*DESCRIPTION OF THE TASK*: Go through the listing and pick out each line with the word "this" in it.

*GIVEN INFORMATION*:
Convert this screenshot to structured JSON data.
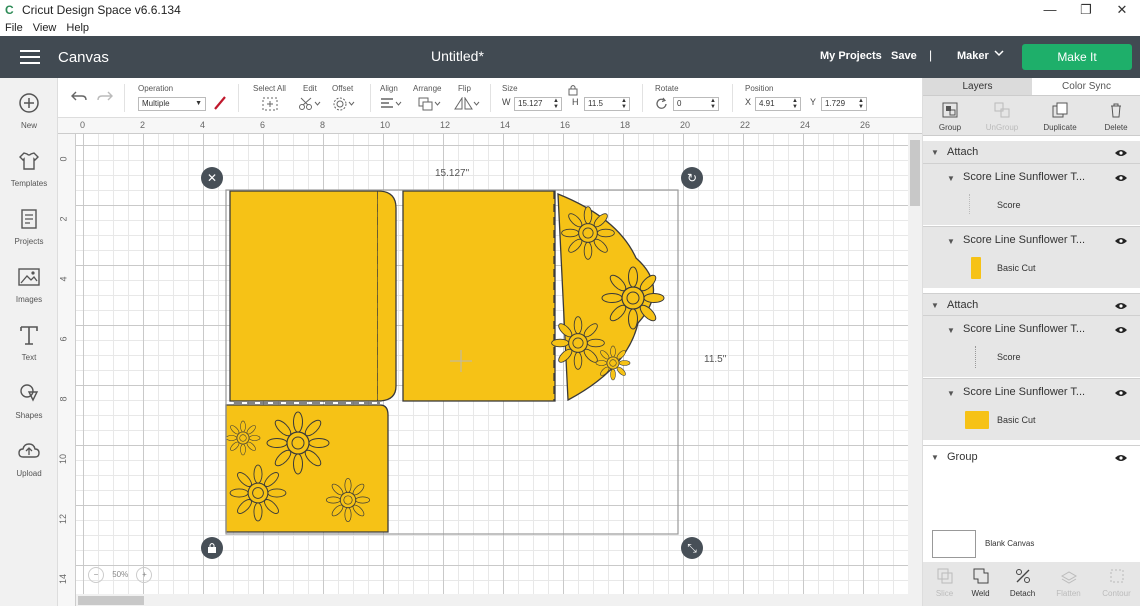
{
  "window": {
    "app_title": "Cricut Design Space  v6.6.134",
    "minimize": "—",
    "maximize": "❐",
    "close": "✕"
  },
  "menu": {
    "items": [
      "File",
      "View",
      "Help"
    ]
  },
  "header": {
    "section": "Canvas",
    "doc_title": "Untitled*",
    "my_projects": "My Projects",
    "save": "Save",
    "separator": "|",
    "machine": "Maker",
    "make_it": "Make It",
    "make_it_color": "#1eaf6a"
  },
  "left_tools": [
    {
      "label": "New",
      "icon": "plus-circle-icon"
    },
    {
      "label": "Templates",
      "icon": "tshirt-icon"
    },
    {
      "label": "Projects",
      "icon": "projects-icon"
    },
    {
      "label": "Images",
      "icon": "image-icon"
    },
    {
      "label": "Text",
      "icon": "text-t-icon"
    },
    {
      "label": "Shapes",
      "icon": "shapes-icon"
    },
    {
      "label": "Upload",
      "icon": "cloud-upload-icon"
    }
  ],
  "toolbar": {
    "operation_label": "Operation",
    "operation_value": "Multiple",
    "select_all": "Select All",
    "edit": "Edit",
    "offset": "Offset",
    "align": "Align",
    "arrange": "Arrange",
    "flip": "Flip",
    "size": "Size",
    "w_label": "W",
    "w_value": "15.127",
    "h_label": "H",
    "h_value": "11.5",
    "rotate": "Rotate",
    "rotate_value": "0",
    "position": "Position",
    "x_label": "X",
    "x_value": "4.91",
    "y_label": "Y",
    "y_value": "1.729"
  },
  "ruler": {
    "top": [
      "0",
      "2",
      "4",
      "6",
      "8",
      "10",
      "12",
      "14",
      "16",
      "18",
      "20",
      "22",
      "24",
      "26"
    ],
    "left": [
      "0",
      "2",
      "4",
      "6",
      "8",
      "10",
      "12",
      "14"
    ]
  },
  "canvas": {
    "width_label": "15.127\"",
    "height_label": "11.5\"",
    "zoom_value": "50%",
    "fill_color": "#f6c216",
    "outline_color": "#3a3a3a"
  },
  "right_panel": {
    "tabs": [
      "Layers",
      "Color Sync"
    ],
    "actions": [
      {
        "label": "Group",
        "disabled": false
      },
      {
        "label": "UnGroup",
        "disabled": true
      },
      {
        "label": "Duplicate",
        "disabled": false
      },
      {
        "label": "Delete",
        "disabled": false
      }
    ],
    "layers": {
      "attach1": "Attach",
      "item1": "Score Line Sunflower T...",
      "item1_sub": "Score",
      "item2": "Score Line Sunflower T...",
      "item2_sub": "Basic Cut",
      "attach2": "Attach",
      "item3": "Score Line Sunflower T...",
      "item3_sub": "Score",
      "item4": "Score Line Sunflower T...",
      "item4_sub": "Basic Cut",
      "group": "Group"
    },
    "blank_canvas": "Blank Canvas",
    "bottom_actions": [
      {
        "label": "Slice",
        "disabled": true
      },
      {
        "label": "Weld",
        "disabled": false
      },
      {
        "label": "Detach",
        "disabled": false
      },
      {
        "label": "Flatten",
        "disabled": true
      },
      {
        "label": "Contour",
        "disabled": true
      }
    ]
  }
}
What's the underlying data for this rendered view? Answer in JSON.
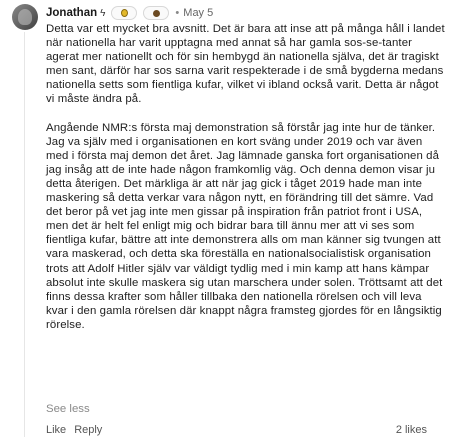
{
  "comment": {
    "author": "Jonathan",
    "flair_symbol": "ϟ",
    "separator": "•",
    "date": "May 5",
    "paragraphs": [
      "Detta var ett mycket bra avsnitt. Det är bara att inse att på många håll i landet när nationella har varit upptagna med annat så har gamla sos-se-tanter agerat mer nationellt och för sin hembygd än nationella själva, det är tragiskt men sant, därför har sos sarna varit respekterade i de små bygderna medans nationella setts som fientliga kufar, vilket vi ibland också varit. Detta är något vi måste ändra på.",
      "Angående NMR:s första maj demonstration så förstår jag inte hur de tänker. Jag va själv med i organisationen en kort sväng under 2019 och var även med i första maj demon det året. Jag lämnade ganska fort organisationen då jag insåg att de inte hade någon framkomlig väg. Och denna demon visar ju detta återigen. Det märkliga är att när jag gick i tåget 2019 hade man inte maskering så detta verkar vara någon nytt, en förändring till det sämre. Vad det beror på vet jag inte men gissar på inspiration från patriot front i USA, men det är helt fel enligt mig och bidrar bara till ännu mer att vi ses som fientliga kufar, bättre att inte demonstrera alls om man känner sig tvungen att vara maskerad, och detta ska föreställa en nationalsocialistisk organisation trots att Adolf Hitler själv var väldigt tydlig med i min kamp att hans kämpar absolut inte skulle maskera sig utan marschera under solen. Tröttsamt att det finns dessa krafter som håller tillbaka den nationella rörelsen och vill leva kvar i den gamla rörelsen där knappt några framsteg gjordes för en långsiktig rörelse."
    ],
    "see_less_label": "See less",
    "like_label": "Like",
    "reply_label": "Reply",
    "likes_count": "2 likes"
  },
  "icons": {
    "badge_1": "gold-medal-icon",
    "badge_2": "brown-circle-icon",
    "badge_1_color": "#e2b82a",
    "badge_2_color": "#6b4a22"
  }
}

*EXERCISE RESULT*:
Convert this screenshot to structured JSON data.
What's the underlying data for this rendered view? Answer in JSON.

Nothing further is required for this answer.